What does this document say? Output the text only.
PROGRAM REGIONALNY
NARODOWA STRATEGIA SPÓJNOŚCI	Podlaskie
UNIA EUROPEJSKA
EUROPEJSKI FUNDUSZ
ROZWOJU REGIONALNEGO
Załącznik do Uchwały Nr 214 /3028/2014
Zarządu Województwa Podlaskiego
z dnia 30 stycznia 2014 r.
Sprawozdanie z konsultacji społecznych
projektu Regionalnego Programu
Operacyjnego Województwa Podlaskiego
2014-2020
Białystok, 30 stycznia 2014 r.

####

→ **Task statement**
Look through the entries above and list every line containing "Województwa".

→ **Expected answer**
Zarządu Województwa Podlaskiego
Operacyjnego Województwa Podlaskiego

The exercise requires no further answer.